■ **GIVEN REQUEST**:
Copy every line that contains the string "States" from the entries below.

(Saved data entries)
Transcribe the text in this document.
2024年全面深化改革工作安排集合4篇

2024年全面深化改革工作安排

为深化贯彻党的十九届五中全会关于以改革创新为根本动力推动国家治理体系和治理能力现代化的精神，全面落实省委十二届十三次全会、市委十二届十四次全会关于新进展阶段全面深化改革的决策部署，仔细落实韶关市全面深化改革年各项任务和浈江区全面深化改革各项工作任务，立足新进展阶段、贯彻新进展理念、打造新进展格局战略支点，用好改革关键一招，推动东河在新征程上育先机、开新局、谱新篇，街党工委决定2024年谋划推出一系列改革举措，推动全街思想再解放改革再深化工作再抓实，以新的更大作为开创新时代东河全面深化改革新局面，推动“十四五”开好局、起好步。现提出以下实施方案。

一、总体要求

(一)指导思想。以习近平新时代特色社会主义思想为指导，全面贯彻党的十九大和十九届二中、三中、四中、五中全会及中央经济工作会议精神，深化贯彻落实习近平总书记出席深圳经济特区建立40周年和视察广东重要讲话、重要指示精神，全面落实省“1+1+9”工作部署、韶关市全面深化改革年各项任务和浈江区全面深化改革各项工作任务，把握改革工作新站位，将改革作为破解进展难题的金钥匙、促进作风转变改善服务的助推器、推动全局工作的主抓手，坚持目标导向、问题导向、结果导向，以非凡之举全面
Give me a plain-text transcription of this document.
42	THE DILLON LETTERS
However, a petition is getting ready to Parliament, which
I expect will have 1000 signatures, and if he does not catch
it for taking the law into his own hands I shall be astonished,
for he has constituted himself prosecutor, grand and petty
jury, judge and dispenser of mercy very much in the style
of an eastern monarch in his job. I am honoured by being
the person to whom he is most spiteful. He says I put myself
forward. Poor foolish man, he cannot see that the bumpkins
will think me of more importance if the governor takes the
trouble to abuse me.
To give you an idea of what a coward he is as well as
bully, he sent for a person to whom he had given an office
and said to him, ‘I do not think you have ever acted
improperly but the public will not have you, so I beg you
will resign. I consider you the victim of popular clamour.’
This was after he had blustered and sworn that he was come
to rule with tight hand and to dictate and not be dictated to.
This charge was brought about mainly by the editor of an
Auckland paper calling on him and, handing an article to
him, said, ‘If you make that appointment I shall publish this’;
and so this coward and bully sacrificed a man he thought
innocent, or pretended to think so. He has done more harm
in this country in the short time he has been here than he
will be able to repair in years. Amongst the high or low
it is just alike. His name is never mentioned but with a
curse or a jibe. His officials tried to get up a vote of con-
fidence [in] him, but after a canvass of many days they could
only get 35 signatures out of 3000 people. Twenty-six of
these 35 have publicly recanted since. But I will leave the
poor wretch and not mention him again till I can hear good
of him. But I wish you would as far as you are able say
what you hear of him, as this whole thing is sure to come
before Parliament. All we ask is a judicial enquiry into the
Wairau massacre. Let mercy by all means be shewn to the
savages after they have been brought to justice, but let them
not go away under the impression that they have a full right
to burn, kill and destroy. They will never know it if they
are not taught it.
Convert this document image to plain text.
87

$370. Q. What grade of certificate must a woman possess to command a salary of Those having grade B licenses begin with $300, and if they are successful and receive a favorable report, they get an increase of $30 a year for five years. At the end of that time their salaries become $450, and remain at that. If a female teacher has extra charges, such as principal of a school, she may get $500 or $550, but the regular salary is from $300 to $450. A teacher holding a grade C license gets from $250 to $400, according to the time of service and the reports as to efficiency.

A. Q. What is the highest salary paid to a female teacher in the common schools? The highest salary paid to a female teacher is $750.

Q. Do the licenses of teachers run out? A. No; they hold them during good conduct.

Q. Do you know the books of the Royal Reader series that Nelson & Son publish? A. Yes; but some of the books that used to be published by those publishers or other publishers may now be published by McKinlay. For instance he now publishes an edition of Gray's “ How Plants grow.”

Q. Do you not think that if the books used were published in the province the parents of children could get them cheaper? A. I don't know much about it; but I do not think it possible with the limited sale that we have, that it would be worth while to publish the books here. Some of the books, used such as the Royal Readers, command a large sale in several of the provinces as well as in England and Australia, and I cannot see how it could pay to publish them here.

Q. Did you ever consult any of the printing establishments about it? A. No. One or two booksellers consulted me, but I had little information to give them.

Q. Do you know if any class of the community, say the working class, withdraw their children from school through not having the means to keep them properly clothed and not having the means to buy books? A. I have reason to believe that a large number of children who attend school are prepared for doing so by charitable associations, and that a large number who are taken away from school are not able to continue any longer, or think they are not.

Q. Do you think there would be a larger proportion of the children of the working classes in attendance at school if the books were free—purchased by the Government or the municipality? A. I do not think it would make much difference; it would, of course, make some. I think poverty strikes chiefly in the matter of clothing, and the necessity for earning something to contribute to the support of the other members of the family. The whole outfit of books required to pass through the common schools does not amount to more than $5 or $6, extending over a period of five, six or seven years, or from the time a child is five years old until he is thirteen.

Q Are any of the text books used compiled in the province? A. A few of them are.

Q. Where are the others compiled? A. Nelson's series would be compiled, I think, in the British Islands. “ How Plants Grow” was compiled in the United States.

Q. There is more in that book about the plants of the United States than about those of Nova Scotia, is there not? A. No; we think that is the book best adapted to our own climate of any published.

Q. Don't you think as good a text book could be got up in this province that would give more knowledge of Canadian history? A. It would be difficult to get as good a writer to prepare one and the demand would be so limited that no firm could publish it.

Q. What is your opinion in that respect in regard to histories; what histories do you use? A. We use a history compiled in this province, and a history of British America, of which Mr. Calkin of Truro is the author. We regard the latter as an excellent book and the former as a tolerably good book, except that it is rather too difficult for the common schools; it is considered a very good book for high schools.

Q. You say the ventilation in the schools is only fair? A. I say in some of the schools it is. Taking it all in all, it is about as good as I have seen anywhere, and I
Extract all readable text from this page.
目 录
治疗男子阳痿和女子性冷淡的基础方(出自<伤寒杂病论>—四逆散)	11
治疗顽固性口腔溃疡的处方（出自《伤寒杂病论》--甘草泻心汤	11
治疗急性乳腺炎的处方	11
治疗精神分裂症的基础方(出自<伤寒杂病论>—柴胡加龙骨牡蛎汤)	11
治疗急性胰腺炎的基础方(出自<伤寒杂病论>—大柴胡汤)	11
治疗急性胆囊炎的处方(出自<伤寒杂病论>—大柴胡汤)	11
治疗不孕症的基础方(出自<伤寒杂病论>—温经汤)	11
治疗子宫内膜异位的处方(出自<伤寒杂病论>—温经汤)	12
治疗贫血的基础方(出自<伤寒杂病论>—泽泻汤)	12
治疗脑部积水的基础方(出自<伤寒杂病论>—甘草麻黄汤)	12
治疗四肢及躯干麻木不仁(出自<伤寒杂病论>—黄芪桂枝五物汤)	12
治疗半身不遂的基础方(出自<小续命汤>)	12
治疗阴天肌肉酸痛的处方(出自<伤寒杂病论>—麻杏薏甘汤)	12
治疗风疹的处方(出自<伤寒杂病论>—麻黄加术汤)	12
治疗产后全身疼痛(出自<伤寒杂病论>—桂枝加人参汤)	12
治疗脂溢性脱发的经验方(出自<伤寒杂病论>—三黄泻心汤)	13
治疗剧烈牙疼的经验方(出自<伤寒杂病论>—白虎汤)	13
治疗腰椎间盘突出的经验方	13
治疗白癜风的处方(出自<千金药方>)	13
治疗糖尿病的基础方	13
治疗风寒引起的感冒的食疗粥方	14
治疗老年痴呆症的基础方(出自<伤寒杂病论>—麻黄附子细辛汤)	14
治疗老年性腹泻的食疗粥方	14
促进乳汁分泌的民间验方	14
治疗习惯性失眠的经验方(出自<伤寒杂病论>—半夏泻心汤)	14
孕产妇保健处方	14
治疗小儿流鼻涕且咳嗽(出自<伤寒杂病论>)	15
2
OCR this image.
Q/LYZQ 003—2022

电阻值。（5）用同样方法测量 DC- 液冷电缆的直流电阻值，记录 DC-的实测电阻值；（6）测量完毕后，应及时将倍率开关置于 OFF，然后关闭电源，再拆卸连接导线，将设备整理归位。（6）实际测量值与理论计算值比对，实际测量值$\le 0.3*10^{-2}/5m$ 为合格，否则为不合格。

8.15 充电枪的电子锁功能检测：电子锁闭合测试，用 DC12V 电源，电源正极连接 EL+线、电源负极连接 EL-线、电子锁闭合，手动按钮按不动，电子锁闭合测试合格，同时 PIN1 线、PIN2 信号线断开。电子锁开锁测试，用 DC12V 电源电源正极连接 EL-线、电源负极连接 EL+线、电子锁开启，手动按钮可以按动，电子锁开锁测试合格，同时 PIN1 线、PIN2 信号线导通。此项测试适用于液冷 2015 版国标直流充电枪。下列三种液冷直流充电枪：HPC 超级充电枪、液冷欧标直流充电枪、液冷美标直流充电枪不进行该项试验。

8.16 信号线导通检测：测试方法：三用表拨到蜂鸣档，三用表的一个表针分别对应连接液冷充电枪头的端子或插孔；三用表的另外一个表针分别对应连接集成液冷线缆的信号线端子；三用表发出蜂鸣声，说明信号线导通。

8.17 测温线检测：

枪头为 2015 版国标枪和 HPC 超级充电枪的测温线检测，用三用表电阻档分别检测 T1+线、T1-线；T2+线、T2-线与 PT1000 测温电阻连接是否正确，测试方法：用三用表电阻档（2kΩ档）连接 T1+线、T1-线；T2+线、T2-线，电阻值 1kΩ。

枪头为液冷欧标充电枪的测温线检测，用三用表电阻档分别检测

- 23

■ **ANSWER TO THE PROBLEM**:
Q. Where are the others compiled? A. Nelson's series would be compiled, I think, in the British Islands. “ How Plants Grow” was compiled in the United States.
Q. There is more in that book about the plants of the United States than about those of Nova Scotia, is there not? A. No; we think that is the book best adapted to our own climate of any published.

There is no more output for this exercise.